## INPUT RECORDS
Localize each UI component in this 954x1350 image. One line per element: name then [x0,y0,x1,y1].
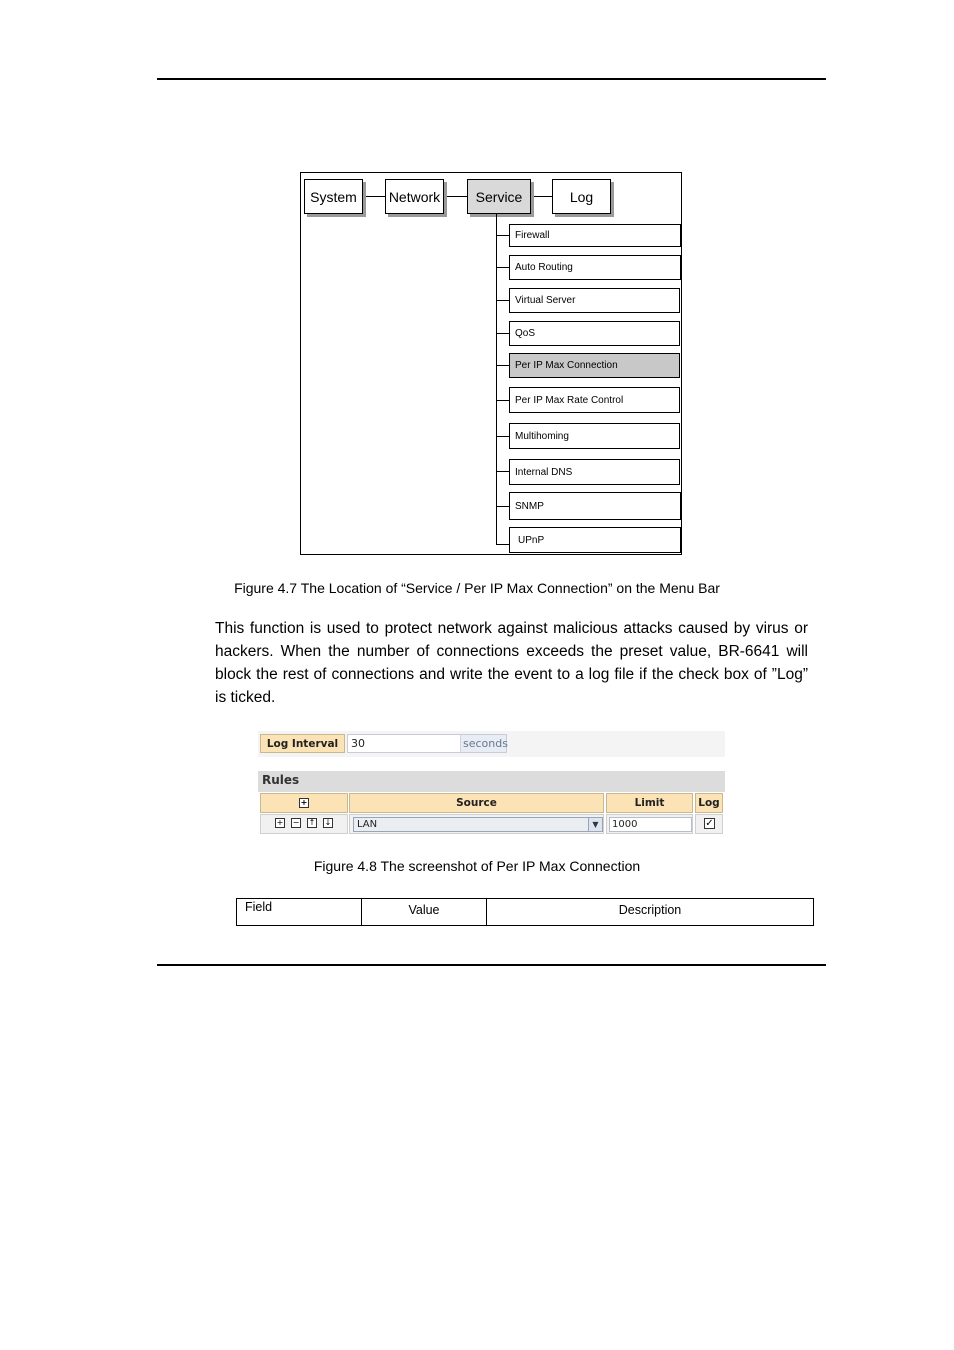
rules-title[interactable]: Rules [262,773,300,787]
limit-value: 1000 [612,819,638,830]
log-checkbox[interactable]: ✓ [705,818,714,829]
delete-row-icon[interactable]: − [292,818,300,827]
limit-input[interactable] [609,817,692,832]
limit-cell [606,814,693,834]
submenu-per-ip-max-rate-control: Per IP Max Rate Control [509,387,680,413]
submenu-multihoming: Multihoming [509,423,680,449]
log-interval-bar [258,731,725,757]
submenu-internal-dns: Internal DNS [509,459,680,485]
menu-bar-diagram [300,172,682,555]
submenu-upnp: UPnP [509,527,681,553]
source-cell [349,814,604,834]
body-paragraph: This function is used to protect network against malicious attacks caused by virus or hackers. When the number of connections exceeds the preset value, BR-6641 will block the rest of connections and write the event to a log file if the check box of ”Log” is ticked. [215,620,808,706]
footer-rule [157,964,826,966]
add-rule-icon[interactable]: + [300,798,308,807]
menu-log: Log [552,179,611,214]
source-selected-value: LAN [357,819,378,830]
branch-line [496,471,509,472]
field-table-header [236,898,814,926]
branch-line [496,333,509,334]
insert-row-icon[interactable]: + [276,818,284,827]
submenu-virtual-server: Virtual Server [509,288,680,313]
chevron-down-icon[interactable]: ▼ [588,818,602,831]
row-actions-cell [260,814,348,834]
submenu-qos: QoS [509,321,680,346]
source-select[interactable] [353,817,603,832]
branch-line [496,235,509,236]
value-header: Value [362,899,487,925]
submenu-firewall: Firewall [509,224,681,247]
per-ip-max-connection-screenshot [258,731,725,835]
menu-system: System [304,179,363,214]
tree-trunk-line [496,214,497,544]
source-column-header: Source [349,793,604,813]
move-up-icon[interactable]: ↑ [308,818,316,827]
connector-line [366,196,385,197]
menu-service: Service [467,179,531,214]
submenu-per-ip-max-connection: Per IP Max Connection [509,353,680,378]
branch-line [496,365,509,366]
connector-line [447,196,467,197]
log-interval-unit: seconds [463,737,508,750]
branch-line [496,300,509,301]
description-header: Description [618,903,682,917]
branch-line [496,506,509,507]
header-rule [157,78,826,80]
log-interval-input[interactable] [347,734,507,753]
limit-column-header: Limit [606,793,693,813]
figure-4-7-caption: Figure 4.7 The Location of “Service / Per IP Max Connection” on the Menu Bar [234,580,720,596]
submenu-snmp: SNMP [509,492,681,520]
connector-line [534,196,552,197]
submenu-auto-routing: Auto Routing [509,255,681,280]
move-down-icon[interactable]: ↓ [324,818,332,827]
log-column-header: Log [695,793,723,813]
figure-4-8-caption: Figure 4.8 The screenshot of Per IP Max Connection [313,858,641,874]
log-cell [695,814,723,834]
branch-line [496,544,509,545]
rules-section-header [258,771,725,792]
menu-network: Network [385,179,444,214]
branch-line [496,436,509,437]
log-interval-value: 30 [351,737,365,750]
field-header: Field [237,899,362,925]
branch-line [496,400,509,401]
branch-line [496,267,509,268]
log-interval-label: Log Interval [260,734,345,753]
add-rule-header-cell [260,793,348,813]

## YOUR ASSIGNMENT
The lines holding the word "limit" are the answer. Pull them out of the records and copy them.

## FINISHED TASK
limit-value: 1000 [612,819,638,830]
limit-input[interactable] [609,817,692,832]
limit-cell [606,814,693,834]
limit-column-header: Limit [606,793,693,813]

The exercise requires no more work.